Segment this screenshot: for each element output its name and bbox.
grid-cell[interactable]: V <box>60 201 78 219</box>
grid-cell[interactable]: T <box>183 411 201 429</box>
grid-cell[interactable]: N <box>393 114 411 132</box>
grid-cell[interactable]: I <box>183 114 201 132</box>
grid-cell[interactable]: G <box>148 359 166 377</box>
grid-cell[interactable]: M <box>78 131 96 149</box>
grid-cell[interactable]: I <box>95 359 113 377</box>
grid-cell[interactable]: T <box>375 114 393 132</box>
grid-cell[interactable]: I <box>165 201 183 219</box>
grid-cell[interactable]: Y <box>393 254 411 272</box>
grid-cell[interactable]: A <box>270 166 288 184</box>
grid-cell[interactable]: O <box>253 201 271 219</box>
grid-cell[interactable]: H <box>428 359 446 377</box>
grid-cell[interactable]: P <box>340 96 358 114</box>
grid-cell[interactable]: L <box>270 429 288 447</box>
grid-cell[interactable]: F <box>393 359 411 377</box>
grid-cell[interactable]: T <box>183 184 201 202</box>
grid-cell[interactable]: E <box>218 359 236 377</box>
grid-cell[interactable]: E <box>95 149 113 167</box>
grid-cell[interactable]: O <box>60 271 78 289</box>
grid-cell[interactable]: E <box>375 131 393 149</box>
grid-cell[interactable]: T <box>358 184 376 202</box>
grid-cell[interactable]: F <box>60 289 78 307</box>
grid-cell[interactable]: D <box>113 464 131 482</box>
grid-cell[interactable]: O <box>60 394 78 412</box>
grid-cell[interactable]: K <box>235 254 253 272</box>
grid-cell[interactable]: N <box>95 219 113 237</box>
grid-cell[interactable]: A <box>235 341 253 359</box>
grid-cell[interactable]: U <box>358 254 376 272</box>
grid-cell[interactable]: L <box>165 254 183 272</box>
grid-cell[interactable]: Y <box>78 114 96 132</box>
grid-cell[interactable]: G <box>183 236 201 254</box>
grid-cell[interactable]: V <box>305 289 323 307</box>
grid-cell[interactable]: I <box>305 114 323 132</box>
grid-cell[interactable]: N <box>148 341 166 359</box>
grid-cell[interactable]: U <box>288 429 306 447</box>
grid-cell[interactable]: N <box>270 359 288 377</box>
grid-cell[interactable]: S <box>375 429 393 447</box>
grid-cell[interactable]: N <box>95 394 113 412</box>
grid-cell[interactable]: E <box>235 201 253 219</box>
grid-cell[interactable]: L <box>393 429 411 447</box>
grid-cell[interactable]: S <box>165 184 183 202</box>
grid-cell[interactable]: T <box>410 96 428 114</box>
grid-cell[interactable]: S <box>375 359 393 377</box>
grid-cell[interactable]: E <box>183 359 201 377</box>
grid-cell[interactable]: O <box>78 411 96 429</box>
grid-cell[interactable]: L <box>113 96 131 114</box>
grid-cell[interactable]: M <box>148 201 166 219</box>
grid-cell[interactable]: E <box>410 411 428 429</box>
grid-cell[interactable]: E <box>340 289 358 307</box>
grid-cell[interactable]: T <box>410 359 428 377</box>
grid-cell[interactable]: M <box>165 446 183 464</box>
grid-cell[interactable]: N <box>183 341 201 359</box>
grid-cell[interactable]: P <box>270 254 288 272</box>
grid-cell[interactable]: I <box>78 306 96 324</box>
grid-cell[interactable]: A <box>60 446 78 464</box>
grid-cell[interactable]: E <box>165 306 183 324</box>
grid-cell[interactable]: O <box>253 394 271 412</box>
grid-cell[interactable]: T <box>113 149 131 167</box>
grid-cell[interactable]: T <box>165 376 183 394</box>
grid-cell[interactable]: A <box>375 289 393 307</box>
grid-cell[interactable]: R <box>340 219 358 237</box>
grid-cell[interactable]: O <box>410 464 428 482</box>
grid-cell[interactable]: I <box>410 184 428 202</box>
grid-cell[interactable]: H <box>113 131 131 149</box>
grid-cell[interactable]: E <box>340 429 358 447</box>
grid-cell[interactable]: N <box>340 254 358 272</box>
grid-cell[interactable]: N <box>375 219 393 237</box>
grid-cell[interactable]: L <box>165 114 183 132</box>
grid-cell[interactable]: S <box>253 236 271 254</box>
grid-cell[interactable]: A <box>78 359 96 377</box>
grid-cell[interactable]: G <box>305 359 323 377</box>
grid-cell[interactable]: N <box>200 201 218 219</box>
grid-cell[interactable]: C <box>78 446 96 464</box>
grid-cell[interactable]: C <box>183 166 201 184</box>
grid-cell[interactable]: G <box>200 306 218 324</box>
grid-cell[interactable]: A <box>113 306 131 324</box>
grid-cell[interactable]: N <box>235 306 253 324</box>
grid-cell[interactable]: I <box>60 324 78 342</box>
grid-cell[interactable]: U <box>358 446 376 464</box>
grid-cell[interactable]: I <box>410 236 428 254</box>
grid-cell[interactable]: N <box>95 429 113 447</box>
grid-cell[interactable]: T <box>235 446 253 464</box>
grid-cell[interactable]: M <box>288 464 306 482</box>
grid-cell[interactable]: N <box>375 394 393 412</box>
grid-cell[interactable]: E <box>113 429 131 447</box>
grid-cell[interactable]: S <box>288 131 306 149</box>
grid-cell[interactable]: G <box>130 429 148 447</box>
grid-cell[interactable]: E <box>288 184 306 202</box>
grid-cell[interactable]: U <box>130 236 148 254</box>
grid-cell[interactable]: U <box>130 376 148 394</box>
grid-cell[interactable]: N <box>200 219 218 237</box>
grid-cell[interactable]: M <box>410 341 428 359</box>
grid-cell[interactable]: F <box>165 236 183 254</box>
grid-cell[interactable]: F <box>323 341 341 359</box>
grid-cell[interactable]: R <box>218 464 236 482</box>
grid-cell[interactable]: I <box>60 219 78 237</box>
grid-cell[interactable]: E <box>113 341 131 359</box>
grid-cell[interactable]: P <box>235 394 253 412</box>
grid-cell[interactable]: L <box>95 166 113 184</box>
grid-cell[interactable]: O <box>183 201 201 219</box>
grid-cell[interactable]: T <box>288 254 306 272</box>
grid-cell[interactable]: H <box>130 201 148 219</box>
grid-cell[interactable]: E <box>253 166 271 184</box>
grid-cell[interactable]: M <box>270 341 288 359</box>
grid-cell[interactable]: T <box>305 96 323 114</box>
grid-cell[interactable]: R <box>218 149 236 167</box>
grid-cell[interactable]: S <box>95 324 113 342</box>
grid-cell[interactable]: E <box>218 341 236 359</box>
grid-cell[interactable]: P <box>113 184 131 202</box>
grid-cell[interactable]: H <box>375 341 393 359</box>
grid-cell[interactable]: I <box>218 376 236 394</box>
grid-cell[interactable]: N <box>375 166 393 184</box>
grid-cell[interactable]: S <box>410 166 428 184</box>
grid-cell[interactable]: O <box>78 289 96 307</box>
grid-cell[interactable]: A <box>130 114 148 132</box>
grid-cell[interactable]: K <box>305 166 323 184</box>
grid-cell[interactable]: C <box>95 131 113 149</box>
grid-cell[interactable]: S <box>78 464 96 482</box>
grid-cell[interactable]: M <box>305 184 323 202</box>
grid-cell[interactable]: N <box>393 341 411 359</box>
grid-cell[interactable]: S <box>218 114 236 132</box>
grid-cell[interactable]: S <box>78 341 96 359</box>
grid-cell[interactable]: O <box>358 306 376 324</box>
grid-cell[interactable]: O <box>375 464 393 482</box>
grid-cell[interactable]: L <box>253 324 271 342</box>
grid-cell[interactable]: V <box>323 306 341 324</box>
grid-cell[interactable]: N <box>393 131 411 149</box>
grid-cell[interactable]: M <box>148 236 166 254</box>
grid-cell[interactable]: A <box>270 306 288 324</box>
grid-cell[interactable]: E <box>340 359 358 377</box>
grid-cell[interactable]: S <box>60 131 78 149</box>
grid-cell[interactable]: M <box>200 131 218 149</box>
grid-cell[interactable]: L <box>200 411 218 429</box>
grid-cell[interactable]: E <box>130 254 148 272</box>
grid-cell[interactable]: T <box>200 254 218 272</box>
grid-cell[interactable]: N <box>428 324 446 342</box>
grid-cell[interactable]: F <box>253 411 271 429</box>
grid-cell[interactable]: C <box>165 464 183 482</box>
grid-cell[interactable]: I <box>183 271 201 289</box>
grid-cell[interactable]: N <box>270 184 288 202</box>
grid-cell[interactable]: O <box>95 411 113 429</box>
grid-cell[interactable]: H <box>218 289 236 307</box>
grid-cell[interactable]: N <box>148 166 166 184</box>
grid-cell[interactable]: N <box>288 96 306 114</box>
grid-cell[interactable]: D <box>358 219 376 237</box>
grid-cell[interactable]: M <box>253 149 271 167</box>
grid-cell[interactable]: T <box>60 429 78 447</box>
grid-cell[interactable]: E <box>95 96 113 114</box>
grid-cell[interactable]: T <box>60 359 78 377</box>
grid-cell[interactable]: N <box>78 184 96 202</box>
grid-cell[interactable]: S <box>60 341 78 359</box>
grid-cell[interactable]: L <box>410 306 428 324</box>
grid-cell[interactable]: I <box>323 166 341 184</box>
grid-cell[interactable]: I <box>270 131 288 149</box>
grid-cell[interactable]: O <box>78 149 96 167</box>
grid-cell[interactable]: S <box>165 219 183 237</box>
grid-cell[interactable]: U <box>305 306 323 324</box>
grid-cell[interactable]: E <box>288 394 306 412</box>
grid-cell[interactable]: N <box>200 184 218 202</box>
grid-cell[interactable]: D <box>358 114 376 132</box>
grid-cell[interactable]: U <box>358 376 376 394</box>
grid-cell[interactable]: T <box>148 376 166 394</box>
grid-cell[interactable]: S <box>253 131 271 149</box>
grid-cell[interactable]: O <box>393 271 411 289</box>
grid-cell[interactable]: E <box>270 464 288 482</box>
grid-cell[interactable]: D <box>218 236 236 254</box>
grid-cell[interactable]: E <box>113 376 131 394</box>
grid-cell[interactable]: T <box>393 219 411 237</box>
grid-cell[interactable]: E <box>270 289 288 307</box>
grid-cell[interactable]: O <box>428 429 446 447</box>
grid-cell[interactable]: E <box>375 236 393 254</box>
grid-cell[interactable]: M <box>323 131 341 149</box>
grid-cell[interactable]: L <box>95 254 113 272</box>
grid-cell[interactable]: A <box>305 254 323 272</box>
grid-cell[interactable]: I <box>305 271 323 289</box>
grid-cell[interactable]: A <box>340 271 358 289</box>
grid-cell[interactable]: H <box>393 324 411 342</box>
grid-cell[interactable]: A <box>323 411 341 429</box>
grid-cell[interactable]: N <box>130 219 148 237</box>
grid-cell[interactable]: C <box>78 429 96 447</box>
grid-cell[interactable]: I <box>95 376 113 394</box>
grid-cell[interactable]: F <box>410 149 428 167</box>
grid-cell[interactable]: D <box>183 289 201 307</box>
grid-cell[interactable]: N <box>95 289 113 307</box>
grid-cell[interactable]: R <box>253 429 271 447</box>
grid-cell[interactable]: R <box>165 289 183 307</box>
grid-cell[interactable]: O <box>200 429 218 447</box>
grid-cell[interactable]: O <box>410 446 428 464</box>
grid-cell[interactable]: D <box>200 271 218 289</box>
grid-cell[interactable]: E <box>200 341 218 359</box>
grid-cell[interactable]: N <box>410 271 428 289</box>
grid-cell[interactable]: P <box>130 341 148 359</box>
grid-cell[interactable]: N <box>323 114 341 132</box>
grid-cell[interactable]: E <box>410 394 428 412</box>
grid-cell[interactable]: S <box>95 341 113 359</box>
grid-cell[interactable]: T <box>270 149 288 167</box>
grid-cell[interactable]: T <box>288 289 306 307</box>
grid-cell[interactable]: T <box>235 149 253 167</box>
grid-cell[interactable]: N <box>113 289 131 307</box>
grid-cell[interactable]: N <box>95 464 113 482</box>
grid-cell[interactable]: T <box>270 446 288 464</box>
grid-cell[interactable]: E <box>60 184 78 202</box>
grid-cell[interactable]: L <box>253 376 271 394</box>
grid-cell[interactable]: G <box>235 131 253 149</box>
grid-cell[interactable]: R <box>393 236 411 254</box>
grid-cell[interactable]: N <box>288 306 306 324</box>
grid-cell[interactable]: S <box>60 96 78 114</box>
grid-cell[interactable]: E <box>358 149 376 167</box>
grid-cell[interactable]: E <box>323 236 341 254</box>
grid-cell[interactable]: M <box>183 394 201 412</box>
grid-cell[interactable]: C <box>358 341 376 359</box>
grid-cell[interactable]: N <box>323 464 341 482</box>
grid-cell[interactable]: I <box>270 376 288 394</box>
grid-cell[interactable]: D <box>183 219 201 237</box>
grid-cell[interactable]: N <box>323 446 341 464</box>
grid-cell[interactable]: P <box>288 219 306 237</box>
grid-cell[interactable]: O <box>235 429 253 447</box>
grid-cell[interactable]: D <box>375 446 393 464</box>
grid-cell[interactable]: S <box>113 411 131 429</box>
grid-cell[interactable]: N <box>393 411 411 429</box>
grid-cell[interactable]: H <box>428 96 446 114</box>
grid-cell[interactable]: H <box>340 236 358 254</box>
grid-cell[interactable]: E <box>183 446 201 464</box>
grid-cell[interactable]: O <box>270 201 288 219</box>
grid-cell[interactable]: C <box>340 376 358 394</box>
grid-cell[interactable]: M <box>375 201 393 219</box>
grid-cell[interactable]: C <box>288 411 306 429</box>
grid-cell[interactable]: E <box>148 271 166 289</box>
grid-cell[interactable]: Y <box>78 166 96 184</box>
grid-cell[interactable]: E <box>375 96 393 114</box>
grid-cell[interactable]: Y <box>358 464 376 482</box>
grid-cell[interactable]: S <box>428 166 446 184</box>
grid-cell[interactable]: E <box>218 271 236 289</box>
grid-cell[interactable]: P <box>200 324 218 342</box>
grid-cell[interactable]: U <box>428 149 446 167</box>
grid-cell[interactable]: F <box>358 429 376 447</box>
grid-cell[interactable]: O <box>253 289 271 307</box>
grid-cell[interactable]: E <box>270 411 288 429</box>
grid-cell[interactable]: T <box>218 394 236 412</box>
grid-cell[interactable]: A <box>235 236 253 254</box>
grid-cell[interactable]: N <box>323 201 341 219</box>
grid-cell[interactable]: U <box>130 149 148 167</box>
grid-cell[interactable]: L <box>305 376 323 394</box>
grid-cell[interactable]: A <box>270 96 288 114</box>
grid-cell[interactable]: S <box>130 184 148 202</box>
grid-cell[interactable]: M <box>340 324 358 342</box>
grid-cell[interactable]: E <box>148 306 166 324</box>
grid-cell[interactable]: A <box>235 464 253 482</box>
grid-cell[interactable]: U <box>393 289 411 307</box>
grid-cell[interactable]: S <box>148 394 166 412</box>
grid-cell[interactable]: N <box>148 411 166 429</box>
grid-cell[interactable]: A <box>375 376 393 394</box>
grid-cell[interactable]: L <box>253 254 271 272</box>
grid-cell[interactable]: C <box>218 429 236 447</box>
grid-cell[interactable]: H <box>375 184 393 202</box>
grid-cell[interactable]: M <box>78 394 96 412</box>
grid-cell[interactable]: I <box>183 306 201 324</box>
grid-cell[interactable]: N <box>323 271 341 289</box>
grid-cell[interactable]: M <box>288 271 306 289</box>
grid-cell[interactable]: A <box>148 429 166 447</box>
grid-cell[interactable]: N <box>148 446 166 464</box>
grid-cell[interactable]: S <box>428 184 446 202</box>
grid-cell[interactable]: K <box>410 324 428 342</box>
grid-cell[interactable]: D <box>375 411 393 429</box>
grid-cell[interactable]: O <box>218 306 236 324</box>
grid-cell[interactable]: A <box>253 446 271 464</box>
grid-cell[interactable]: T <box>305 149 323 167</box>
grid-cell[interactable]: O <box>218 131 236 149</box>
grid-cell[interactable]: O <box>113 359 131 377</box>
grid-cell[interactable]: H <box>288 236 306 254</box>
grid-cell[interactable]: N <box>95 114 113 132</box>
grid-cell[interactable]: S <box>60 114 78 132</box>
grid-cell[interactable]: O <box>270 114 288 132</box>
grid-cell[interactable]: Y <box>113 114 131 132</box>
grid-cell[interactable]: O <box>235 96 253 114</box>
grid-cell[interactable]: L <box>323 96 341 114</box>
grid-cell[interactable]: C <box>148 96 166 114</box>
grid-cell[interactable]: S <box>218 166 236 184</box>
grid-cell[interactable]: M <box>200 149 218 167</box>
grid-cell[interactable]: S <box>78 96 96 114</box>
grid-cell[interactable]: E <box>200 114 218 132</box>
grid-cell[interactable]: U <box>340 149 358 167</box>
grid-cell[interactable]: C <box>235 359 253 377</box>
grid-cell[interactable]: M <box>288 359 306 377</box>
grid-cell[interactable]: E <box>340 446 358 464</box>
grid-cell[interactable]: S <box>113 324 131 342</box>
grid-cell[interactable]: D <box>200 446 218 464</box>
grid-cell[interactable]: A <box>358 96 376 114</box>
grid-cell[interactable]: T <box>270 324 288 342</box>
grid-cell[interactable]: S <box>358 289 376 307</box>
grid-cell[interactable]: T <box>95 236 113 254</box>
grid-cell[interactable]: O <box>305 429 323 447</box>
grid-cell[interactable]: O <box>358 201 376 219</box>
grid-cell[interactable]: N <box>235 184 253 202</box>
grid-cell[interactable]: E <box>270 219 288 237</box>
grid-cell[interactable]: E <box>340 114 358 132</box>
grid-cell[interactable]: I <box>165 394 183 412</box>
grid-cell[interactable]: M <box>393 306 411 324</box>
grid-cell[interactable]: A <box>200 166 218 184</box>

---

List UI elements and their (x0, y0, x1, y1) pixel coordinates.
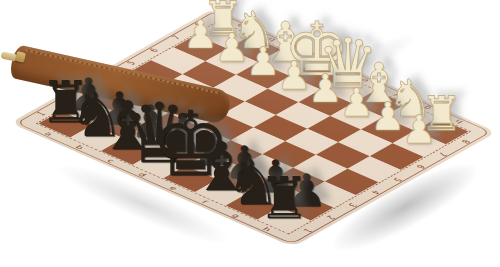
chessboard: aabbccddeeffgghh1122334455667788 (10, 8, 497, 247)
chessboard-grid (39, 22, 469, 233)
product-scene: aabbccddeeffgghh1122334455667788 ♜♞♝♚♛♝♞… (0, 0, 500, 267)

==

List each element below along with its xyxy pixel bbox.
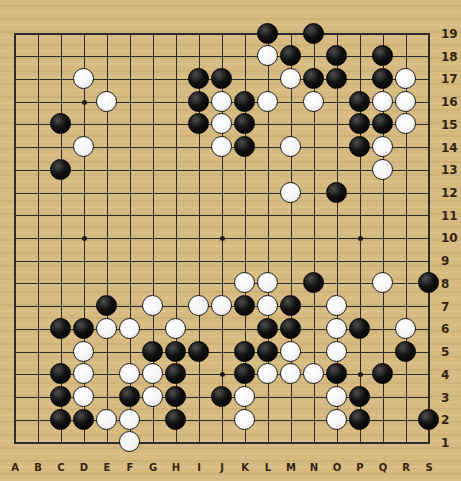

▸ **Written problem**:
Keep only the lines of the entries above that contain the word "List", and copy each of those lines unchanged.

▸ **Response to the task**:
List UI elements and their (x0, y0, x1, y1) pixel coordinates.
List each element below along with its xyxy pixel bbox.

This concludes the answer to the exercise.